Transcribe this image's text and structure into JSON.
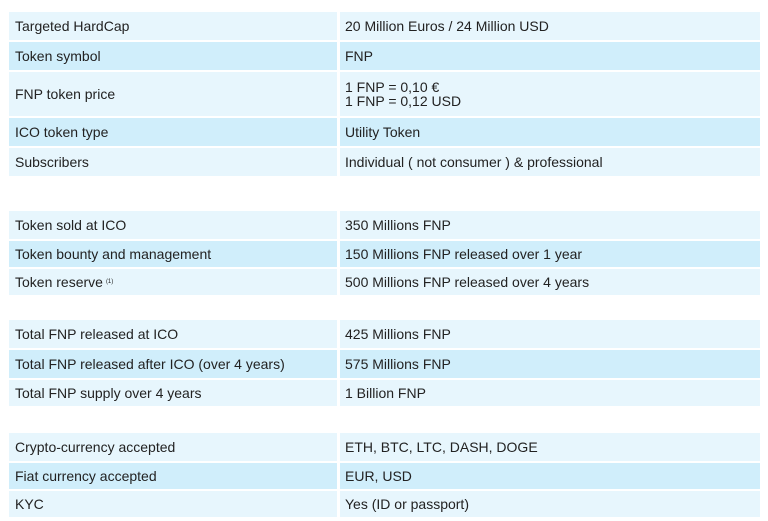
{
  "groups": [
    {
      "rows": [
        {
          "label": "Targeted HardCap",
          "value": "20 Million Euros / 24 Million USD"
        },
        {
          "label": "Token symbol",
          "value": "FNP"
        },
        {
          "label": "FNP token price",
          "values": [
            "1 FNP = 0,10 €",
            "1 FNP = 0,12 USD"
          ]
        },
        {
          "label": "ICO token type",
          "value": "Utility Token"
        },
        {
          "label": "Subscribers",
          "value": "Individual ( not consumer ) & professional"
        }
      ]
    },
    {
      "rows": [
        {
          "label": "Token sold at ICO",
          "value": "350 Millions FNP"
        },
        {
          "label": "Token bounty and management",
          "value": "150 Millions FNP released over 1 year"
        },
        {
          "label": "Token reserve",
          "note": "(1)",
          "value": "500 Millions FNP released over 4 years"
        }
      ]
    },
    {
      "rows": [
        {
          "label": "Total FNP released at ICO",
          "value": "425 Millions FNP"
        },
        {
          "label": "Total FNP released after ICO (over 4 years)",
          "value": "575 Millions FNP"
        },
        {
          "label": "Total FNP supply over 4 years",
          "value": "1 Billion FNP"
        }
      ]
    },
    {
      "rows": [
        {
          "label": "Crypto-currency accepted",
          "value": "ETH, BTC, LTC, DASH, DOGE"
        },
        {
          "label": "Fiat currency accepted",
          "value": "EUR, USD"
        },
        {
          "label": "KYC",
          "value": "Yes (ID or passport)"
        }
      ]
    }
  ]
}
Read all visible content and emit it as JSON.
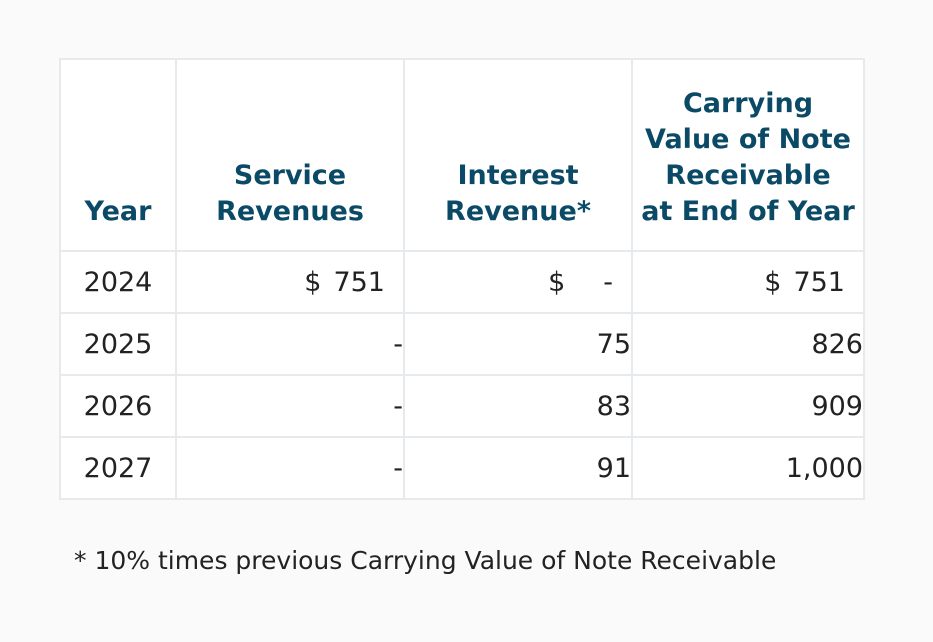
{
  "table": {
    "headers": {
      "year": "Year",
      "service_line1": "Service",
      "service_line2": "Revenues",
      "interest_line1": "Interest",
      "interest_line2": "Revenue*",
      "cv_line1": "Carrying",
      "cv_line2": "Value of Note",
      "cv_line3": "Receivable",
      "cv_line4": "at End of Year"
    },
    "rows": [
      {
        "year": "2024",
        "service_symbol": "$",
        "service": "751",
        "interest_symbol": "$",
        "interest": "-",
        "cv_symbol": "$",
        "cv": "751"
      },
      {
        "year": "2025",
        "service": "-",
        "interest": "75",
        "cv": "826"
      },
      {
        "year": "2026",
        "service": "-",
        "interest": "83",
        "cv": "909"
      },
      {
        "year": "2027",
        "service": "-",
        "interest": "91",
        "cv": "1,000"
      }
    ]
  },
  "footnote": "* 10% times previous Carrying Value of Note Receivable",
  "colors": {
    "header_text": "#0b4a66",
    "grid": "#e6eaec"
  }
}
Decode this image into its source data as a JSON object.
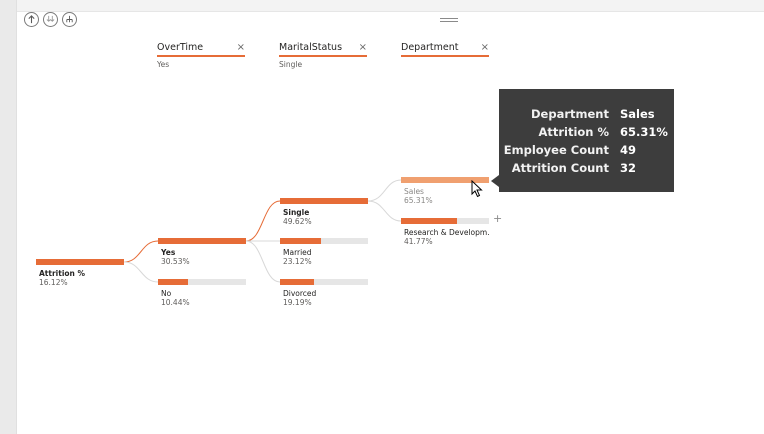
{
  "levels": [
    {
      "title": "OverTime",
      "selected": "Yes"
    },
    {
      "title": "MaritalStatus",
      "selected": "Single"
    },
    {
      "title": "Department",
      "selected": ""
    }
  ],
  "close_glyph": "×",
  "root": {
    "label": "Attrition %",
    "value": "16.12%",
    "fill_pct": 100
  },
  "overtime_nodes": [
    {
      "label": "Yes",
      "value": "30.53%",
      "fill_pct": 100
    },
    {
      "label": "No",
      "value": "10.44%",
      "fill_pct": 34
    }
  ],
  "marital_nodes": [
    {
      "label": "Single",
      "value": "49.62%",
      "fill_pct": 100
    },
    {
      "label": "Married",
      "value": "23.12%",
      "fill_pct": 47
    },
    {
      "label": "Divorced",
      "value": "19.19%",
      "fill_pct": 39
    }
  ],
  "department_nodes": [
    {
      "label": "Sales",
      "value": "65.31%",
      "fill_pct": 100
    },
    {
      "label": "Research & Developm...",
      "value": "41.77%",
      "fill_pct": 64
    }
  ],
  "expand_glyph": "+",
  "tooltip": {
    "rows": [
      {
        "key": "Department",
        "value": "Sales"
      },
      {
        "key": "Attrition %",
        "value": "65.31%"
      },
      {
        "key": "Employee Count",
        "value": "49"
      },
      {
        "key": "Attrition Count",
        "value": "32"
      }
    ]
  },
  "colors": {
    "accent": "#e66c37",
    "accent_light": "#f0a070",
    "tooltip_bg": "#3d3d3d",
    "bar_bg": "#e6e6e6"
  },
  "icons": [
    "drill-up-icon",
    "drill-down-icon",
    "expand-all-icon",
    "drag-grip-icon",
    "close-icon",
    "cursor-icon"
  ]
}
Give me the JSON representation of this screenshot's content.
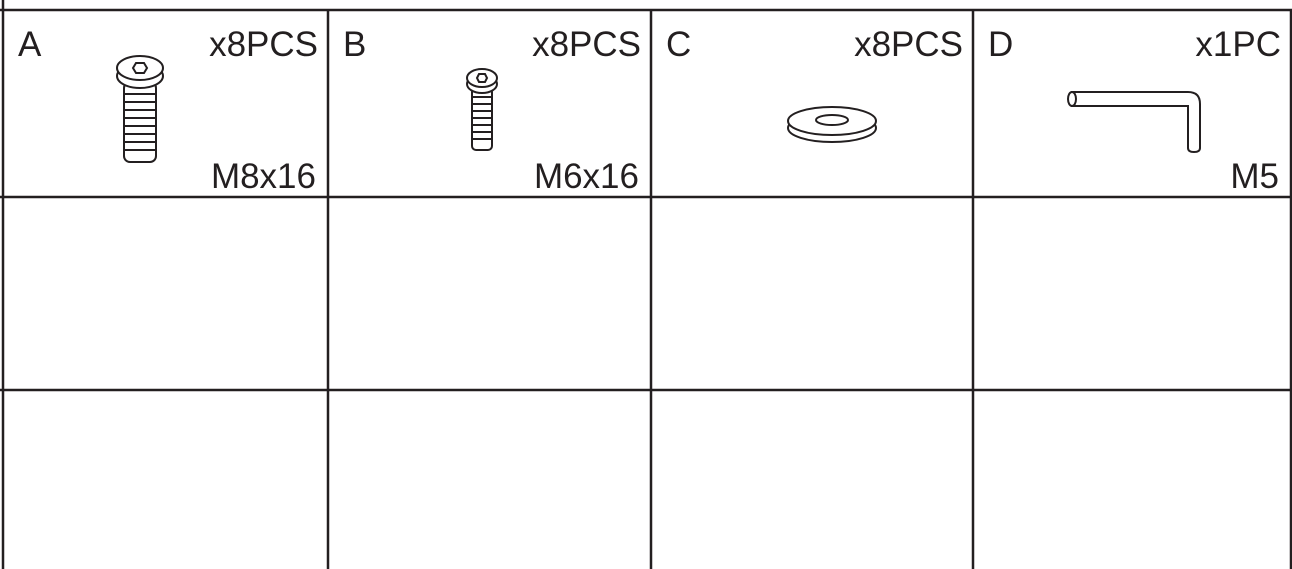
{
  "parts": [
    {
      "letter": "A",
      "quantity": "x8PCS",
      "size": "M8x16"
    },
    {
      "letter": "B",
      "quantity": "x8PCS",
      "size": "M6x16"
    },
    {
      "letter": "C",
      "quantity": "x8PCS"
    },
    {
      "letter": "D",
      "quantity": "x1PC",
      "size": "M5"
    }
  ]
}
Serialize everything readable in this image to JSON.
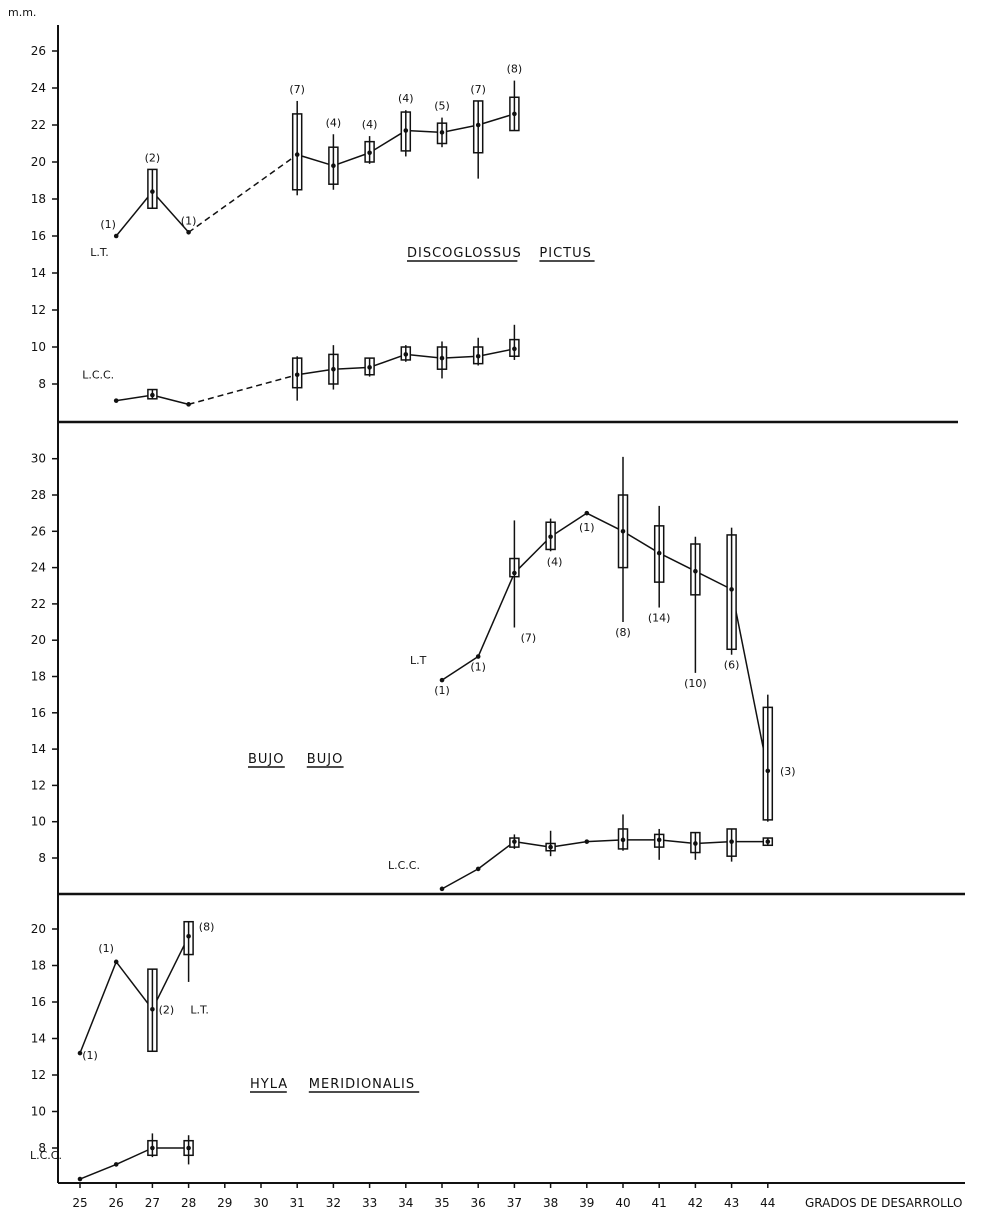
{
  "unit_label": "m.m.",
  "x_axis_label": "GRADOS DE DESARROLLO",
  "chart_data": [
    {
      "type": "line",
      "title": "DISCOGLOSSUS PICTUS",
      "ylabel": "m.m.",
      "xlabel": "GRADOS DE DESARROLLO",
      "y_ticks": [
        8,
        10,
        12,
        14,
        16,
        18,
        20,
        22,
        24,
        26
      ],
      "ylim": [
        6,
        27.5
      ],
      "x_ticks": [
        25,
        26,
        27,
        28,
        29,
        30,
        31,
        32,
        33,
        34,
        35,
        36,
        37,
        38,
        39,
        40,
        41,
        42,
        43,
        44
      ],
      "xlim": [
        25,
        44
      ],
      "series": [
        {
          "name": "L.T.",
          "x": [
            26,
            27,
            28,
            31,
            32,
            33,
            34,
            35,
            36,
            37
          ],
          "y": [
            16,
            18.4,
            16.2,
            20.4,
            19.8,
            20.5,
            21.7,
            21.6,
            22,
            22.6
          ],
          "n_labels": [
            "(1)",
            "(2)",
            "(1)",
            "(7)",
            "(4)",
            "(4)",
            "(4)",
            "(5)",
            "(7)",
            "(8)"
          ],
          "dashed_x_range": [
            28,
            31
          ],
          "boxes": [
            [
              27,
              17.5,
              19.6
            ],
            [
              31,
              18.5,
              22.6
            ],
            [
              32,
              18.8,
              20.8
            ],
            [
              33,
              20,
              21.1
            ],
            [
              34,
              20.6,
              22.7
            ],
            [
              35,
              21,
              22.1
            ],
            [
              36,
              20.5,
              23.3
            ],
            [
              37,
              21.7,
              23.5
            ]
          ],
          "ranges": [
            [
              31,
              18.2,
              23.3
            ],
            [
              32,
              18.5,
              21.5
            ],
            [
              33,
              19.9,
              21.4
            ],
            [
              34,
              20.3,
              22.8
            ],
            [
              35,
              20.8,
              22.4
            ],
            [
              36,
              19.1,
              23.3
            ],
            [
              37,
              21.7,
              24.4
            ]
          ]
        },
        {
          "name": "L.C.C.",
          "x": [
            26,
            27,
            28,
            31,
            32,
            33,
            34,
            35,
            36,
            37
          ],
          "y": [
            7.1,
            7.4,
            6.9,
            8.5,
            8.8,
            8.9,
            9.6,
            9.4,
            9.5,
            9.9
          ],
          "dashed_x_range": [
            28,
            31
          ],
          "boxes": [
            [
              27,
              7.2,
              7.7
            ],
            [
              31,
              7.8,
              9.4
            ],
            [
              32,
              8,
              9.6
            ],
            [
              33,
              8.5,
              9.4
            ],
            [
              34,
              9.3,
              10
            ],
            [
              35,
              8.8,
              10
            ],
            [
              36,
              9.1,
              10
            ],
            [
              37,
              9.5,
              10.4
            ]
          ],
          "ranges": [
            [
              31,
              7.1,
              9.5
            ],
            [
              32,
              7.7,
              10.1
            ],
            [
              33,
              8.4,
              9.4
            ],
            [
              34,
              9.2,
              10.1
            ],
            [
              35,
              8.3,
              10.3
            ],
            [
              36,
              9,
              10.5
            ],
            [
              37,
              9.3,
              11.2
            ]
          ]
        }
      ]
    },
    {
      "type": "line",
      "title": "BUJO BUJO",
      "ylabel": "m.m.",
      "xlabel": "GRADOS DE DESARROLLO",
      "y_ticks": [
        8,
        10,
        12,
        14,
        16,
        18,
        20,
        22,
        24,
        26,
        28,
        30
      ],
      "ylim": [
        6,
        31.5
      ],
      "x_ticks": [
        25,
        26,
        27,
        28,
        29,
        30,
        31,
        32,
        33,
        34,
        35,
        36,
        37,
        38,
        39,
        40,
        41,
        42,
        43,
        44
      ],
      "xlim": [
        25,
        44
      ],
      "series": [
        {
          "name": "L.T",
          "x": [
            35,
            36,
            37,
            38,
            39,
            40,
            41,
            42,
            43,
            44
          ],
          "y": [
            17.8,
            19.1,
            23.7,
            25.7,
            27,
            26,
            24.8,
            23.8,
            22.8,
            12.8
          ],
          "n_labels": [
            "(1)",
            "(1)",
            "(7)",
            "(4)",
            "(1)",
            "(8)",
            "(14)",
            "(10)",
            "(6)",
            "(3)"
          ],
          "boxes": [
            [
              37,
              23.5,
              24.5
            ],
            [
              38,
              25,
              26.5
            ],
            [
              40,
              24,
              28
            ],
            [
              41,
              23.2,
              26.3
            ],
            [
              42,
              22.5,
              25.3
            ],
            [
              43,
              19.5,
              25.8
            ],
            [
              44,
              10.1,
              16.3
            ]
          ],
          "ranges": [
            [
              37,
              20.7,
              26.6
            ],
            [
              38,
              24.9,
              26.7
            ],
            [
              40,
              21,
              30.1
            ],
            [
              41,
              21.8,
              27.4
            ],
            [
              42,
              18.2,
              25.7
            ],
            [
              43,
              19.2,
              26.2
            ],
            [
              44,
              10,
              17
            ]
          ]
        },
        {
          "name": "L.C.C.",
          "x": [
            35,
            36,
            37,
            38,
            39,
            40,
            41,
            42,
            43,
            44
          ],
          "y": [
            6.3,
            7.4,
            8.9,
            8.6,
            8.9,
            9,
            9,
            8.8,
            8.9,
            8.9
          ],
          "boxes": [
            [
              37,
              8.6,
              9.1
            ],
            [
              38,
              8.4,
              8.8
            ],
            [
              40,
              8.5,
              9.6
            ],
            [
              41,
              8.6,
              9.3
            ],
            [
              42,
              8.3,
              9.4
            ],
            [
              43,
              8.1,
              9.6
            ],
            [
              44,
              8.7,
              9.1
            ]
          ],
          "ranges": [
            [
              37,
              8.5,
              9.3
            ],
            [
              38,
              8.1,
              9.5
            ],
            [
              40,
              8.4,
              10.4
            ],
            [
              41,
              7.9,
              9.6
            ],
            [
              42,
              7.9,
              9.4
            ],
            [
              43,
              7.8,
              9.6
            ]
          ]
        }
      ]
    },
    {
      "type": "line",
      "title": "HYLA MERIDIONALIS",
      "ylabel": "m.m.",
      "xlabel": "GRADOS DE DESARROLLO",
      "y_ticks": [
        8,
        10,
        12,
        14,
        16,
        18,
        20
      ],
      "ylim": [
        6,
        21.5
      ],
      "x_ticks": [
        25,
        26,
        27,
        28,
        29,
        30,
        31,
        32,
        33,
        34,
        35,
        36,
        37,
        38,
        39,
        40,
        41,
        42,
        43,
        44
      ],
      "xlim": [
        25,
        44
      ],
      "series": [
        {
          "name": "L.T.",
          "x": [
            25,
            26,
            27,
            28
          ],
          "y": [
            13.2,
            18.2,
            15.6,
            19.6
          ],
          "n_labels": [
            "(1)",
            "(1)",
            "(2)",
            "(8)"
          ],
          "boxes": [
            [
              27,
              13.3,
              17.8
            ],
            [
              28,
              18.6,
              20.4
            ]
          ],
          "ranges": [
            [
              27,
              14.2,
              17.4
            ],
            [
              28,
              17.1,
              20.4
            ]
          ]
        },
        {
          "name": "L.C.C.",
          "x": [
            25,
            26,
            27,
            28
          ],
          "y": [
            6.3,
            7.1,
            8,
            8
          ],
          "boxes": [
            [
              27,
              7.6,
              8.4
            ],
            [
              28,
              7.6,
              8.4
            ]
          ],
          "ranges": [
            [
              27,
              7.5,
              8.8
            ],
            [
              28,
              7.1,
              8.7
            ]
          ]
        }
      ]
    }
  ]
}
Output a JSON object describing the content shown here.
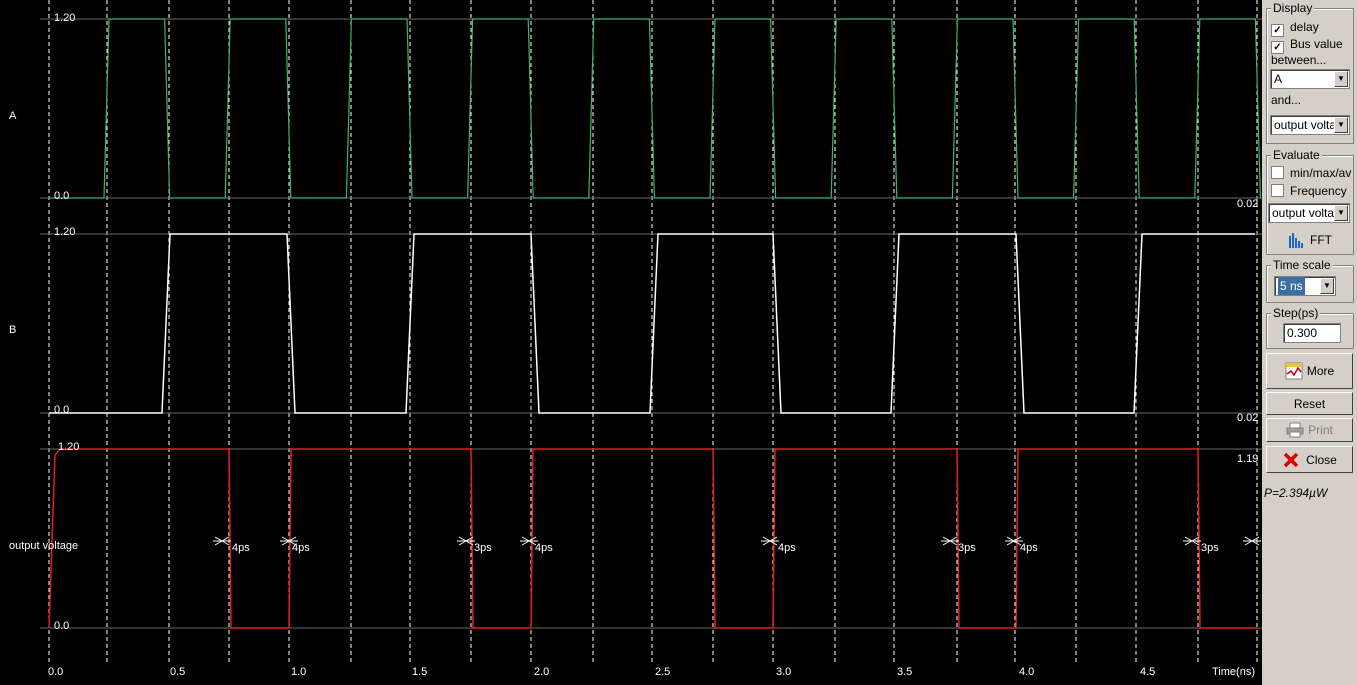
{
  "signals": [
    {
      "name": "A",
      "high": "1.20",
      "low": "0.0",
      "end_value": "0.02",
      "color": "#3cb371"
    },
    {
      "name": "B",
      "high": "1.20",
      "low": "0.0",
      "end_value": "0.02",
      "color": "#ffffff"
    },
    {
      "name": "output voltage",
      "high": "1.20",
      "low": "0.0",
      "end_value": "1.19",
      "color": "#e02020"
    }
  ],
  "time_axis": {
    "ticks": [
      "0.0",
      "0.5",
      "1.0",
      "1.5",
      "2.0",
      "2.5",
      "3.0",
      "3.5",
      "4.0",
      "4.5"
    ],
    "unit_label": "Time(ns)"
  },
  "delays": [
    "4ps",
    "4ps",
    "3ps",
    "4ps",
    "4ps",
    "3ps",
    "4ps",
    "3ps"
  ],
  "panel": {
    "display": {
      "title": "Display",
      "delay_label": "delay",
      "delay_checked": true,
      "bus_label": "Bus value",
      "bus_checked": true,
      "between_label": "between...",
      "between_value": "A",
      "and_label": "and...",
      "and_value": "output volta"
    },
    "evaluate": {
      "title": "Evaluate",
      "minmax_label": "min/max/av",
      "minmax_checked": false,
      "freq_label": "Frequency",
      "freq_checked": false,
      "target_value": "output volta",
      "fft_label": "FFT"
    },
    "timescale": {
      "title": "Time scale",
      "value": "5 ns"
    },
    "step": {
      "title": "Step(ps)",
      "value": "0.300"
    },
    "buttons": {
      "more": "More",
      "reset": "Reset",
      "print": "Print",
      "close": "Close"
    },
    "power": "P=2.394µW"
  }
}
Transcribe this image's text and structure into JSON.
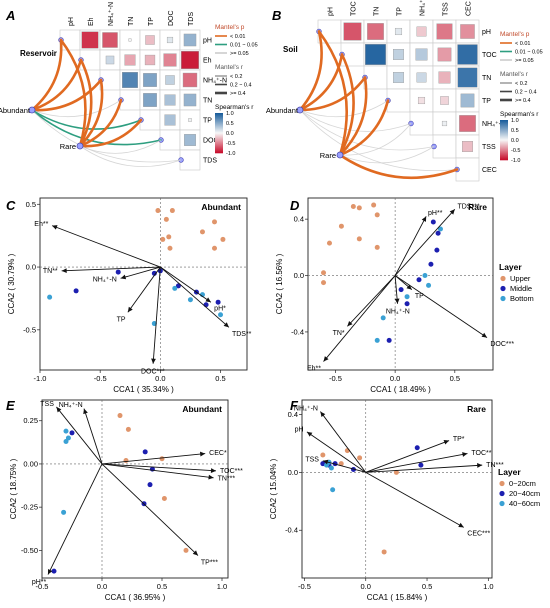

------------------------------------------------------------

TASK TO CARRY OUT. Looking at the listing above, count the lines that contain "image" and give nothing but the number.

WRITTEN REPLY. 4